* **Set exercise**:
Find all the lines with "adipisicing" and gather them.

* **Source data**:
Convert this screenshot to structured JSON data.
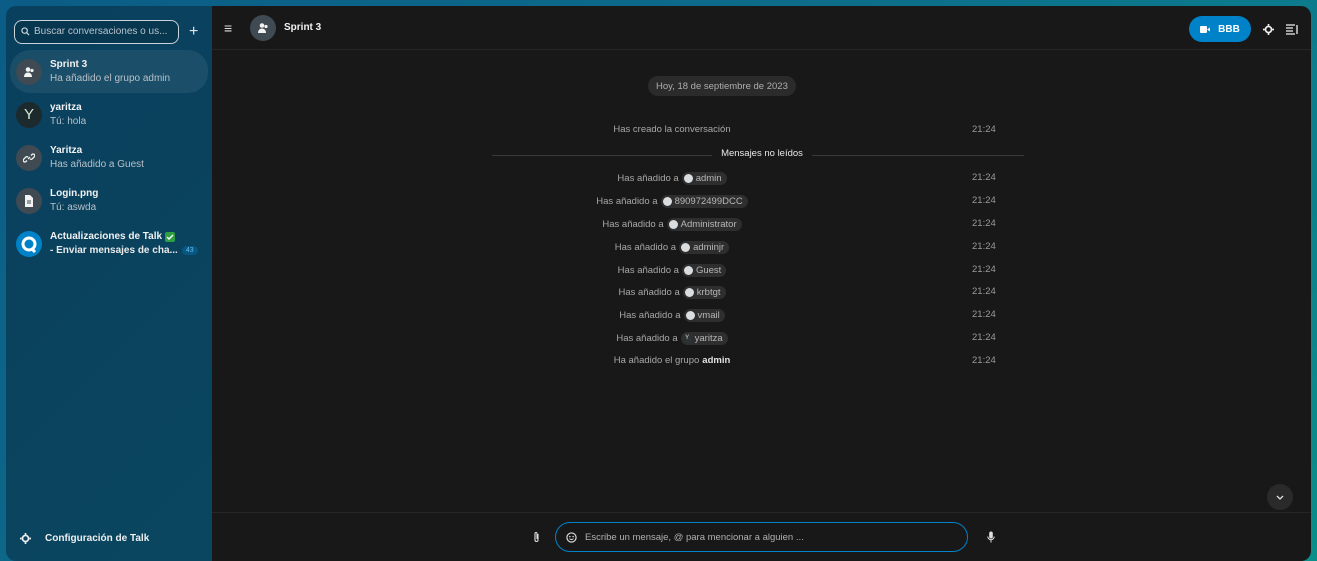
{
  "sidebar": {
    "search_placeholder": "Buscar conversaciones o us...",
    "plus": "+",
    "conversations": [
      {
        "name": "Sprint 3",
        "sub": "Ha añadido el grupo admin"
      },
      {
        "name": "yaritza",
        "sub": "Tú: hola",
        "avatar_letter": "Y"
      },
      {
        "name": "Yaritza",
        "sub": "Has añadido a Guest"
      },
      {
        "name": "Login.png",
        "sub": "Tú: aswda"
      },
      {
        "name": "Actualizaciones de Talk",
        "sub": "- Enviar mensajes de cha...",
        "badge": "43"
      }
    ],
    "settings_label": "Configuración de Talk"
  },
  "header": {
    "menu": "≡",
    "title": "Sprint 3",
    "call_label": "BBB"
  },
  "chat": {
    "date": "Hoy, 18 de septiembre de 2023",
    "created": {
      "text": "Has creado la conversación",
      "time": "21:24"
    },
    "unread_label": "Mensajes no leídos",
    "added_prefix": "Has añadido a",
    "added": [
      {
        "user": "admin",
        "time": "21:24"
      },
      {
        "user": "890972499DCC",
        "time": "21:24"
      },
      {
        "user": "Administrator",
        "time": "21:24"
      },
      {
        "user": "adminjr",
        "time": "21:24"
      },
      {
        "user": "Guest",
        "time": "21:24"
      },
      {
        "user": "krbtgt",
        "time": "21:24"
      },
      {
        "user": "vmail",
        "time": "21:24"
      },
      {
        "user": "yaritza",
        "time": "21:24",
        "avatar_letter": "Y"
      }
    ],
    "group": {
      "prefix": "Ha añadido el grupo",
      "name": "admin",
      "time": "21:24"
    }
  },
  "composer": {
    "placeholder": "Escribe un mensaje, @ para mencionar a alguien ..."
  },
  "colors": {
    "accent": "#0082c9",
    "main_bg": "#181818",
    "check": "#2ea043"
  },
  "icons": [
    "search-icon",
    "plus-icon",
    "group-icon",
    "link-icon",
    "file-icon",
    "talk-logo-icon",
    "check-icon",
    "gear-icon",
    "menu-icon",
    "video-icon",
    "sidebar-toggle-icon",
    "chevron-down-icon",
    "attachment-icon",
    "emoji-icon",
    "microphone-icon"
  ]
}
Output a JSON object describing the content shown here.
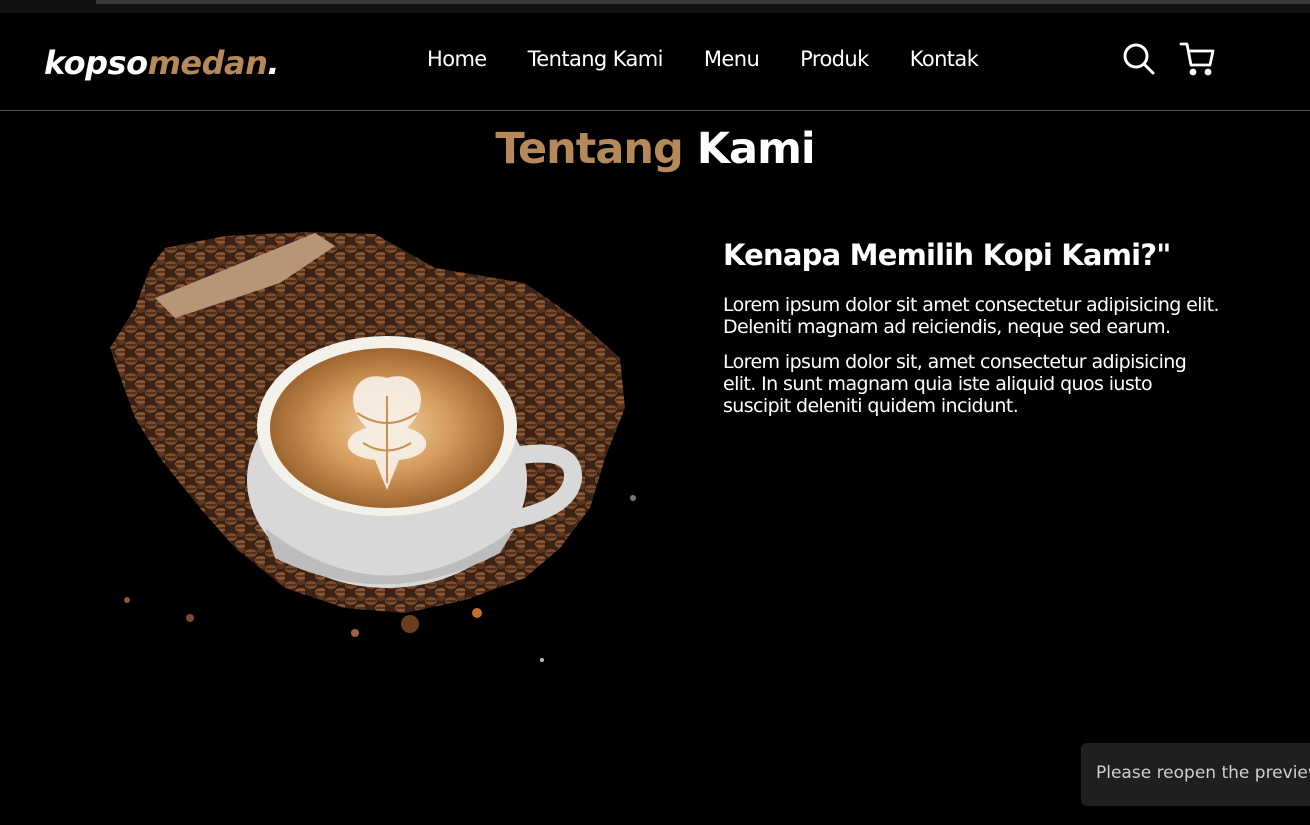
{
  "header": {
    "logo": {
      "part1": "kopso",
      "part2": "medan",
      "part3": "."
    },
    "nav": [
      {
        "label": "Home"
      },
      {
        "label": "Tentang Kami"
      },
      {
        "label": "Menu"
      },
      {
        "label": "Produk"
      },
      {
        "label": "Kontak"
      }
    ],
    "icons": {
      "search": "search-icon",
      "cart": "shopping-cart-icon"
    }
  },
  "about": {
    "title_part1": "Tentang",
    "title_part2": "Kami",
    "heading": "Kenapa Memilih Kopi Kami?\"",
    "paragraphs": [
      "Lorem ipsum dolor sit amet consectetur adipisicing elit. Deleniti magnam ad reiciendis, neque sed earum.",
      "Lorem ipsum dolor sit, amet consectetur adipisicing elit. In sunt magnam quia iste aliquid quos iusto suscipit deleniti quidem incidunt."
    ]
  },
  "toast": {
    "message": "Please reopen the preview."
  },
  "colors": {
    "accent": "#b6895b",
    "background": "#000000",
    "text": "#ffffff"
  }
}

* **Answer for this exercise**:
      "Lorem ipsum dolor sit amet consectetur adipisicing elit. Deleniti magnam ad reiciendis, neque sed earum.",
      "Lorem ipsum dolor sit, amet consectetur adipisicing elit. In sunt magnam quia iste aliquid quos iusto suscipit deleniti quidem incidunt."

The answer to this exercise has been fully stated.